THE REQUEST -
Pictures don't belong in the copy; print all the records exactly.

Data items -
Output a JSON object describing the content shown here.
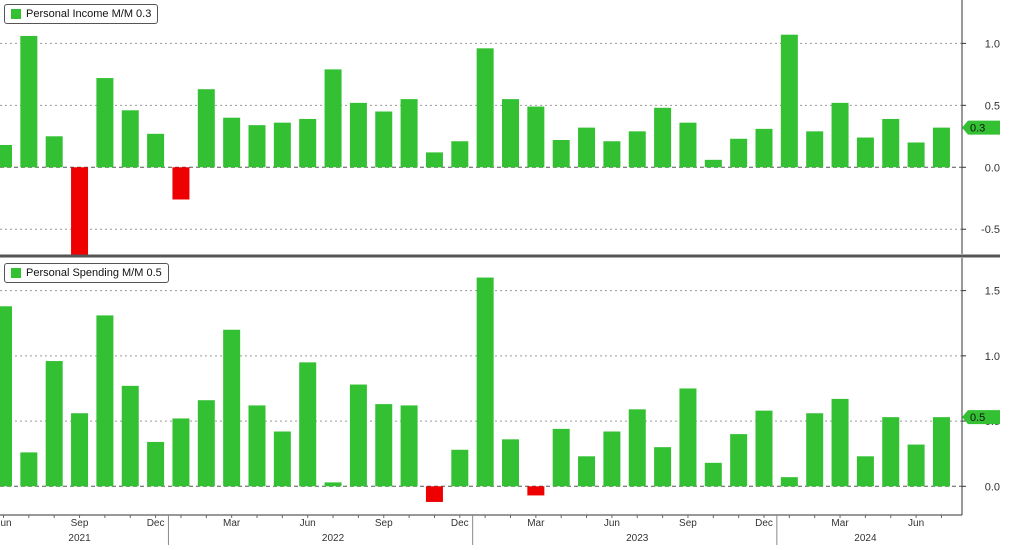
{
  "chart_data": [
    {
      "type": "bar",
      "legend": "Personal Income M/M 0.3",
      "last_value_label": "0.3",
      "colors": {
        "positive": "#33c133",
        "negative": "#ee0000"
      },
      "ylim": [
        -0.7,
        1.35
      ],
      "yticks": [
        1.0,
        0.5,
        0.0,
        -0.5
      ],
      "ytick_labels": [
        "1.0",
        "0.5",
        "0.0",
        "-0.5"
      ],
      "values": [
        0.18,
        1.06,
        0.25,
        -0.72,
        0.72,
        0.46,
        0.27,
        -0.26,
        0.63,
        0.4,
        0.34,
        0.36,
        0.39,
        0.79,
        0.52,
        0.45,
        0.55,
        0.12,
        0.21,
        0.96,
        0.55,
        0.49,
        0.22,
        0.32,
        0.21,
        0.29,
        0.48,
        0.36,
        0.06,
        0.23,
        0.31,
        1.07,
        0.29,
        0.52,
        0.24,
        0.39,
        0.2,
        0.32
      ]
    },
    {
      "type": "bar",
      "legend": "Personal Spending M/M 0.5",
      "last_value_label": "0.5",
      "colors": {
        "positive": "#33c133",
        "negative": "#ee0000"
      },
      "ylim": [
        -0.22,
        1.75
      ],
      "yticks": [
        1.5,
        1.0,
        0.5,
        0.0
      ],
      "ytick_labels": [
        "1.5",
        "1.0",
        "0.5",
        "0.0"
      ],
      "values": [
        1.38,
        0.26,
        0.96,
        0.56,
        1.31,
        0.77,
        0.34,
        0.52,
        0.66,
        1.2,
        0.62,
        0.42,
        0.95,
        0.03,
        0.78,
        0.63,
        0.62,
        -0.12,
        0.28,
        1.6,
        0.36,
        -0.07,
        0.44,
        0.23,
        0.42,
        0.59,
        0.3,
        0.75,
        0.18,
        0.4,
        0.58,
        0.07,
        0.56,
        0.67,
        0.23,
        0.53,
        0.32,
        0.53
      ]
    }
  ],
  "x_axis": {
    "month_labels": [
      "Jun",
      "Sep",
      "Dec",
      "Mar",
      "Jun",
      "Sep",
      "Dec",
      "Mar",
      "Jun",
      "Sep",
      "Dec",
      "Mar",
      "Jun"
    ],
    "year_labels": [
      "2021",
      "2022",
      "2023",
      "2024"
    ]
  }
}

FINAL ANSWER -
Output a JSON object describing the content shown here.
{
  "chart_data": [
    {
      "type": "bar",
      "legend": "Personal Income M/M 0.3",
      "last_value_label": "0.3",
      "colors": {
        "positive": "#33c133",
        "negative": "#ee0000"
      },
      "ylim": [
        -0.7,
        1.35
      ],
      "yticks": [
        1.0,
        0.5,
        0.0,
        -0.5
      ],
      "ytick_labels": [
        "1.0",
        "0.5",
        "0.0",
        "-0.5"
      ],
      "values": [
        0.18,
        1.06,
        0.25,
        -0.72,
        0.72,
        0.46,
        0.27,
        -0.26,
        0.63,
        0.4,
        0.34,
        0.36,
        0.39,
        0.79,
        0.52,
        0.45,
        0.55,
        0.12,
        0.21,
        0.96,
        0.55,
        0.49,
        0.22,
        0.32,
        0.21,
        0.29,
        0.48,
        0.36,
        0.06,
        0.23,
        0.31,
        1.07,
        0.29,
        0.52,
        0.24,
        0.39,
        0.2,
        0.32
      ]
    },
    {
      "type": "bar",
      "legend": "Personal Spending M/M 0.5",
      "last_value_label": "0.5",
      "colors": {
        "positive": "#33c133",
        "negative": "#ee0000"
      },
      "ylim": [
        -0.22,
        1.75
      ],
      "yticks": [
        1.5,
        1.0,
        0.5,
        0.0
      ],
      "ytick_labels": [
        "1.5",
        "1.0",
        "0.5",
        "0.0"
      ],
      "values": [
        1.38,
        0.26,
        0.96,
        0.56,
        1.31,
        0.77,
        0.34,
        0.52,
        0.66,
        1.2,
        0.62,
        0.42,
        0.95,
        0.03,
        0.78,
        0.63,
        0.62,
        -0.12,
        0.28,
        1.6,
        0.36,
        -0.07,
        0.44,
        0.23,
        0.42,
        0.59,
        0.3,
        0.75,
        0.18,
        0.4,
        0.58,
        0.07,
        0.56,
        0.67,
        0.23,
        0.53,
        0.32,
        0.53
      ]
    }
  ],
  "x_axis": {
    "month_labels": [
      "Jun",
      "Sep",
      "Dec",
      "Mar",
      "Jun",
      "Sep",
      "Dec",
      "Mar",
      "Jun",
      "Sep",
      "Dec",
      "Mar",
      "Jun"
    ],
    "year_labels": [
      "2021",
      "2022",
      "2023",
      "2024"
    ]
  }
}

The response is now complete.